* **BRIEF**
Copy each line that has the string "despre" somewhere in it.

————

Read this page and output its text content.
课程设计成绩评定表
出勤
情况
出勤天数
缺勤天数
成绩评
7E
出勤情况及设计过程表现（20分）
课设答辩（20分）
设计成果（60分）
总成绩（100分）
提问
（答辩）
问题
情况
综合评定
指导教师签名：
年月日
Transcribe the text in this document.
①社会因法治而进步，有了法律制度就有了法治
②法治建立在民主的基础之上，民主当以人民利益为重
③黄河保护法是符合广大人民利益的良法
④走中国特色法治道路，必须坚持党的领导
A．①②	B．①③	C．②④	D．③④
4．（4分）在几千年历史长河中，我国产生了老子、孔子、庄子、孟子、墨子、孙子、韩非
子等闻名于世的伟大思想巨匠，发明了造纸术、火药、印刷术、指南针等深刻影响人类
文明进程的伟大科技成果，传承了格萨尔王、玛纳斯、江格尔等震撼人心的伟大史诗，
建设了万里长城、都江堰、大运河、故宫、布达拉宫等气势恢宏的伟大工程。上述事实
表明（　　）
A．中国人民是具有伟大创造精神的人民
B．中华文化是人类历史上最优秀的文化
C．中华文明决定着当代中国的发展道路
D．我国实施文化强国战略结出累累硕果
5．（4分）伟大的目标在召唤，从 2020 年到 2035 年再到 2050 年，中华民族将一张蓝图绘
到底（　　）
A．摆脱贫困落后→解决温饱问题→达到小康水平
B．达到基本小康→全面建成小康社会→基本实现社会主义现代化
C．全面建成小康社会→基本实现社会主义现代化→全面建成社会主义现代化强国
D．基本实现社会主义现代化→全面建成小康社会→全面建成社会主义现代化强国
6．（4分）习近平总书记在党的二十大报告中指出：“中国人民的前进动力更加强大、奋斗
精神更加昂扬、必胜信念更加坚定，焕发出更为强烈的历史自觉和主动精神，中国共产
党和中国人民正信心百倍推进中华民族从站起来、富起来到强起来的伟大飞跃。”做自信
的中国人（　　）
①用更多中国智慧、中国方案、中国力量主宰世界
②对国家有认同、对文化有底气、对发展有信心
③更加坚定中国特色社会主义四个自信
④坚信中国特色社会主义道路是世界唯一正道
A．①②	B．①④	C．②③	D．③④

————

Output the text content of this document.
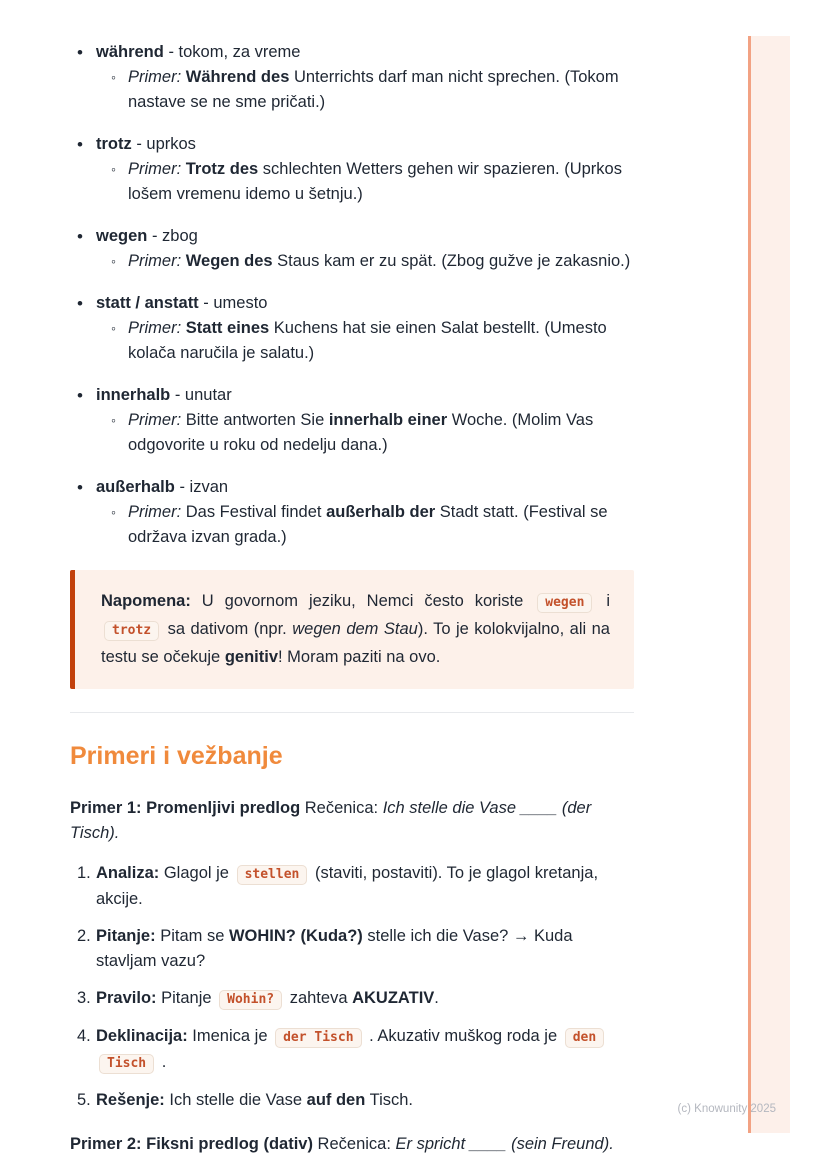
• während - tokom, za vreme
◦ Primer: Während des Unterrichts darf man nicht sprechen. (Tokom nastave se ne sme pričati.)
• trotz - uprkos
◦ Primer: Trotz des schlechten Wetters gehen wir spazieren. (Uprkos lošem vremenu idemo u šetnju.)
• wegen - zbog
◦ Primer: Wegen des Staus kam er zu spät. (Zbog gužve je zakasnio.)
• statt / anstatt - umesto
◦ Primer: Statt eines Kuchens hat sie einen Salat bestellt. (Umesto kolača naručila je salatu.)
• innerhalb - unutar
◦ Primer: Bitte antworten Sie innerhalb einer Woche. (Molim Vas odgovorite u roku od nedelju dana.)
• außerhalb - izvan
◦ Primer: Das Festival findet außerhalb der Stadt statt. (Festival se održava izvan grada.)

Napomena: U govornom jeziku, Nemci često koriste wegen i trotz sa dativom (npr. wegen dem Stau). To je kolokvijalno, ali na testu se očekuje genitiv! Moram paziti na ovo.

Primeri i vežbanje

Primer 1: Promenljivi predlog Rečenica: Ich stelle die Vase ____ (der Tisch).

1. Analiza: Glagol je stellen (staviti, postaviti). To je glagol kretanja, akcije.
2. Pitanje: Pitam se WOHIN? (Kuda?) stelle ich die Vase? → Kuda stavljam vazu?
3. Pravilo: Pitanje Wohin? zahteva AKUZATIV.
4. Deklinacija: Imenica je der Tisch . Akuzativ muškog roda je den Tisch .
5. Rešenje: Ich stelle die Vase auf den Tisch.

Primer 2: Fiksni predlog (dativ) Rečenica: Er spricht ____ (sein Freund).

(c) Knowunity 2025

————

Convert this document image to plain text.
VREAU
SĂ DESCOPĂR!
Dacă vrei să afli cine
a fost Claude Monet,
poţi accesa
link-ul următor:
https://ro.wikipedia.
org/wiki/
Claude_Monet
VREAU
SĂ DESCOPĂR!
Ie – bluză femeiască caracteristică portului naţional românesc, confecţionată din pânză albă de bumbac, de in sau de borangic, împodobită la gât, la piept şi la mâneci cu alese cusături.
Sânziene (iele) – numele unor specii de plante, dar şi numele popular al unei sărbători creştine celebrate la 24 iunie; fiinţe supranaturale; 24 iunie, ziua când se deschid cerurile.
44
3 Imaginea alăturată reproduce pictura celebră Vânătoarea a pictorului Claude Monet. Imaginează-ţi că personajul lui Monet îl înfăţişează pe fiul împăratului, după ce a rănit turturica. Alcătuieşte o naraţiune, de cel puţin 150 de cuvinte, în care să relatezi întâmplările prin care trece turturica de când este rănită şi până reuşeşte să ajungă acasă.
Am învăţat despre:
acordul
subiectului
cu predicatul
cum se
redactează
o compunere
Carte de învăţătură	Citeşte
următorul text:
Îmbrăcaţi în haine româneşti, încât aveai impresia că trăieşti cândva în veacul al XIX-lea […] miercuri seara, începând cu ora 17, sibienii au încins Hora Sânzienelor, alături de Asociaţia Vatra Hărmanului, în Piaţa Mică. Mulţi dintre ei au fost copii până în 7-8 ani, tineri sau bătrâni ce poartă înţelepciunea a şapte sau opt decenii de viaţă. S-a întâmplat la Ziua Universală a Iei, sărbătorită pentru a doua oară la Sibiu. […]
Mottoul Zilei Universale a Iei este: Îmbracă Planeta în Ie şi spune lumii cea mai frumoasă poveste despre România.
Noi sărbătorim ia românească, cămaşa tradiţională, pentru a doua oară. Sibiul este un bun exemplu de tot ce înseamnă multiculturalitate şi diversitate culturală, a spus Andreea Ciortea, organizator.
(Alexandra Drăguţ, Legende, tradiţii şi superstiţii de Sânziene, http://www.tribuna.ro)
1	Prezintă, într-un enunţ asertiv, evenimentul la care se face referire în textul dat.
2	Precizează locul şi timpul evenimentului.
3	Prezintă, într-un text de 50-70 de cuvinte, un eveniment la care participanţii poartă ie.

————

* **FINAL RESULT**
Am învăţat despre:
Mottoul Zilei Universale a Iei este: Îmbracă Planeta în Ie şi spune lumii cea mai frumoasă poveste despre România.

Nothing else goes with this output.